• WHAT THE EXERCISE ASKS: Your task is to copy the listing exactly. Drop any pictures from the copy.

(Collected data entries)
— begin —

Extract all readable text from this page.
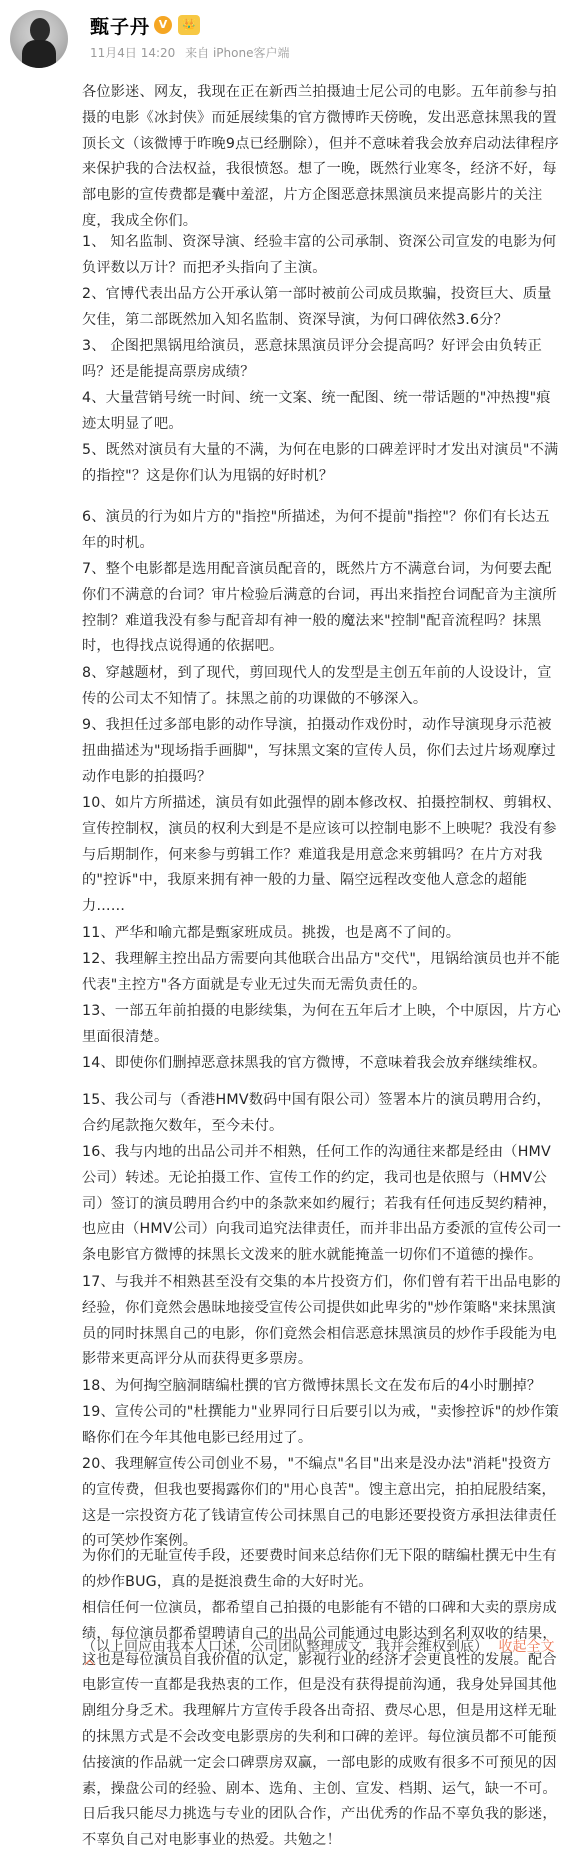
甄子丹 V	👑
11月4日 14:20 来自 iPhone客户端

各位影迷、网友，我现在正在新西兰拍摄迪士尼公司的电影。五年前参与拍摄的电影《冰封侠》而延展续集的官方微博昨天傍晚，发出恶意抹黑我的置顶长文（该微博于昨晚9点已经删除），但并不意味着我会放弃启动法律程序来保护我的合法权益，我很愤怒。想了一晚，既然行业寒冬，经济不好，每部电影的宣传费都是囊中羞涩，片方企图恶意抹黑演员来提高影片的关注度，我成全你们。

1、 知名监制、资深导演、经验丰富的公司承制、资深公司宣发的电影为何负评数以万计？而把矛头指向了主演。

2、官博代表出品方公开承认第一部时被前公司成员欺骗，投资巨大、质量欠佳，第二部既然加入知名监制、资深导演，为何口碑依然3.6分？

3、 企图把黑锅甩给演员，恶意抹黑演员评分会提高吗？好评会由负转正吗？还是能提高票房成绩？

4、大量营销号统一时间、统一文案、统一配图、统一带话题的"冲热搜"痕迹太明显了吧。

5、既然对演员有大量的不满，为何在电影的口碑差评时才发出对演员"不满的指控"？这是你们认为甩锅的好时机？

6、演员的行为如片方的"指控"所描述，为何不提前"指控"？你们有长达五年的时机。

7、整个电影都是选用配音演员配音的，既然片方不满意台词，为何要去配你们不满意的台词？审片检验后满意的台词，再出来指控台词配音为主演所控制？难道我没有参与配音却有神一般的魔法来"控制"配音流程吗？抹黑时，也得找点说得通的依据吧。

8、穿越题材，到了现代，剪回现代人的发型是主创五年前的人设设计，宣传的公司太不知情了。抹黑之前的功课做的不够深入。

9、我担任过多部电影的动作导演，拍摄动作戏份时，动作导演现身示范被扭曲描述为"现场指手画脚"，写抹黑文案的宣传人员，你们去过片场观摩过动作电影的拍摄吗？

10、如片方所描述，演员有如此强悍的剧本修改权、拍摄控制权、剪辑权、宣传控制权，演员的权利大到是不是应该可以控制电影不上映呢？我没有参与后期制作，何来参与剪辑工作？难道我是用意念来剪辑吗？在片方对我的"控诉"中，我原来拥有神一般的力量、隔空远程改变他人意念的超能力……

11、严华和喻亢都是甄家班成员。挑拨，也是离不了间的。

12、我理解主控出品方需要向其他联合出品方"交代"，甩锅给演员也并不能代表"主控方"各方面就是专业无过失而无需负责任的。

13、一部五年前拍摄的电影续集，为何在五年后才上映，个中原因，片方心里面很清楚。

14、即使你们删掉恶意抹黑我的官方微博，不意味着我会放弃继续维权。

15、我公司与（香港HMV数码中国有限公司）签署本片的演员聘用合约，合约尾款拖欠数年，至今未付。

16、我与内地的出品公司并不相熟，任何工作的沟通往来都是经由（HMV公司）转述。无论拍摄工作、宣传工作的约定，我司也是依照与（HMV公司）签订的演员聘用合约中的条款来如约履行；若我有任何违反契约精神，也应由（HMV公司）向我司追究法律责任，而并非出品方委派的宣传公司一条电影官方微博的抹黑长文泼来的脏水就能掩盖一切你们不道德的操作。

17、与我并不相熟甚至没有交集的本片投资方们，你们曾有若干出品电影的经验，你们竟然会愚昧地接受宣传公司提供如此卑劣的"炒作策略"来抹黑演员的同时抹黑自己的电影，你们竟然会相信恶意抹黑演员的炒作手段能为电影带来更高评分从而获得更多票房。

18、为何掏空脑洞瞎编杜撰的官方微博抹黑长文在发布后的4小时删掉？

19、宣传公司的"杜撰能力"业界同行日后要引以为戒，"卖惨控诉"的炒作策略你们在今年其他电影已经用过了。

20、我理解宣传公司创业不易，"不编点"名目"出来是没办法"消耗"投资方的宣传费，但我也要揭露你们的"用心良苦"。馊主意出完，拍拍屁股结案，这是一宗投资方花了钱请宣传公司抹黑自己的电影还要投资方承担法律责任的可笑炒作案例。

为你们的无耻宣传手段，还要费时间来总结你们无下限的瞎编杜撰无中生有的炒作BUG，真的是挺浪费生命的大好时光。

相信任何一位演员，都希望自己拍摄的电影能有不错的口碑和大卖的票房成绩，每位演员都希望聘请自己的出品公司能通过电影达到名利双收的结果，这也是每位演员自我价值的认定，影视行业的经济才会更良性的发展。配合电影宣传一直都是我热衷的工作，但是没有获得提前沟通，我身处异国其他剧组分身乏术。我理解片方宣传手段各出奇招、费尽心思，但是用这样无耻的抹黑方式是不会改变电影票房的失利和口碑的差评。每位演员都不可能预估接演的作品就一定会口碑票房双赢，一部电影的成败有很多不可预见的因素，操盘公司的经验、剧本、选角、主创、宣发、档期、运气，缺一不可。日后我只能尽力挑选与专业的团队合作，产出优秀的作品不辜负我的影迷，不辜负自己对电影事业的热爱。共勉之！

（以上回应由我本人口述，公司团队整理成文，我并会维权到底） 收起全文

— end —

• CORRECT ANSWER:
Extract all readable text from this page.
甄子丹 V	👑
11月4日 14:20 来自 iPhone客户端

各位影迷、网友，我现在正在新西兰拍摄迪士尼公司的电影。五年前参与拍摄的电影《冰封侠》而延展续集的官方微博昨天傍晚，发出恶意抹黑我的置顶长文（该微博于昨晚9点已经删除），但并不意味着我会放弃启动法律程序来保护我的合法权益，我很愤怒。想了一晚，既然行业寒冬，经济不好，每部电影的宣传费都是囊中羞涩，片方企图恶意抹黑演员来提高影片的关注度，我成全你们。

1、 知名监制、资深导演、经验丰富的公司承制、资深公司宣发的电影为何负评数以万计？而把矛头指向了主演。

2、官博代表出品方公开承认第一部时被前公司成员欺骗，投资巨大、质量欠佳，第二部既然加入知名监制、资深导演，为何口碑依然3.6分？

3、 企图把黑锅甩给演员，恶意抹黑演员评分会提高吗？好评会由负转正吗？还是能提高票房成绩？

4、大量营销号统一时间、统一文案、统一配图、统一带话题的"冲热搜"痕迹太明显了吧。

5、既然对演员有大量的不满，为何在电影的口碑差评时才发出对演员"不满的指控"？这是你们认为甩锅的好时机？

6、演员的行为如片方的"指控"所描述，为何不提前"指控"？你们有长达五年的时机。

7、整个电影都是选用配音演员配音的，既然片方不满意台词，为何要去配你们不满意的台词？审片检验后满意的台词，再出来指控台词配音为主演所控制？难道我没有参与配音却有神一般的魔法来"控制"配音流程吗？抹黑时，也得找点说得通的依据吧。

8、穿越题材，到了现代，剪回现代人的发型是主创五年前的人设设计，宣传的公司太不知情了。抹黑之前的功课做的不够深入。

9、我担任过多部电影的动作导演，拍摄动作戏份时，动作导演现身示范被扭曲描述为"现场指手画脚"，写抹黑文案的宣传人员，你们去过片场观摩过动作电影的拍摄吗？

10、如片方所描述，演员有如此强悍的剧本修改权、拍摄控制权、剪辑权、宣传控制权，演员的权利大到是不是应该可以控制电影不上映呢？我没有参与后期制作，何来参与剪辑工作？难道我是用意念来剪辑吗？在片方对我的"控诉"中，我原来拥有神一般的力量、隔空远程改变他人意念的超能力……

11、严华和喻亢都是甄家班成员。挑拨，也是离不了间的。

12、我理解主控出品方需要向其他联合出品方"交代"，甩锅给演员也并不能代表"主控方"各方面就是专业无过失而无需负责任的。

13、一部五年前拍摄的电影续集，为何在五年后才上映，个中原因，片方心里面很清楚。

14、即使你们删掉恶意抹黑我的官方微博，不意味着我会放弃继续维权。

15、我公司与（香港HMV数码中国有限公司）签署本片的演员聘用合约，合约尾款拖欠数年，至今未付。

16、我与内地的出品公司并不相熟，任何工作的沟通往来都是经由（HMV公司）转述。无论拍摄工作、宣传工作的约定，我司也是依照与（HMV公司）签订的演员聘用合约中的条款来如约履行；若我有任何违反契约精神，也应由（HMV公司）向我司追究法律责任，而并非出品方委派的宣传公司一条电影官方微博的抹黑长文泼来的脏水就能掩盖一切你们不道德的操作。

17、与我并不相熟甚至没有交集的本片投资方们，你们曾有若干出品电影的经验，你们竟然会愚昧地接受宣传公司提供如此卑劣的"炒作策略"来抹黑演员的同时抹黑自己的电影，你们竟然会相信恶意抹黑演员的炒作手段能为电影带来更高评分从而获得更多票房。

18、为何掏空脑洞瞎编杜撰的官方微博抹黑长文在发布后的4小时删掉？

19、宣传公司的"杜撰能力"业界同行日后要引以为戒，"卖惨控诉"的炒作策略你们在今年其他电影已经用过了。

20、我理解宣传公司创业不易，"不编点"名目"出来是没办法"消耗"投资方的宣传费，但我也要揭露你们的"用心良苦"。馊主意出完，拍拍屁股结案，这是一宗投资方花了钱请宣传公司抹黑自己的电影还要投资方承担法律责任的可笑炒作案例。

为你们的无耻宣传手段，还要费时间来总结你们无下限的瞎编杜撰无中生有的炒作BUG，真的是挺浪费生命的大好时光。

相信任何一位演员，都希望自己拍摄的电影能有不错的口碑和大卖的票房成绩，每位演员都希望聘请自己的出品公司能通过电影达到名利双收的结果，这也是每位演员自我价值的认定，影视行业的经济才会更良性的发展。配合电影宣传一直都是我热衷的工作，但是没有获得提前沟通，我身处异国其他剧组分身乏术。我理解片方宣传手段各出奇招、费尽心思，但是用这样无耻的抹黑方式是不会改变电影票房的失利和口碑的差评。每位演员都不可能预估接演的作品就一定会口碑票房双赢，一部电影的成败有很多不可预见的因素，操盘公司的经验、剧本、选角、主创、宣发、档期、运气，缺一不可。日后我只能尽力挑选与专业的团队合作，产出优秀的作品不辜负我的影迷，不辜负自己对电影事业的热爱。共勉之！

（以上回应由我本人口述，公司团队整理成文，我并会维权到底） 收起全文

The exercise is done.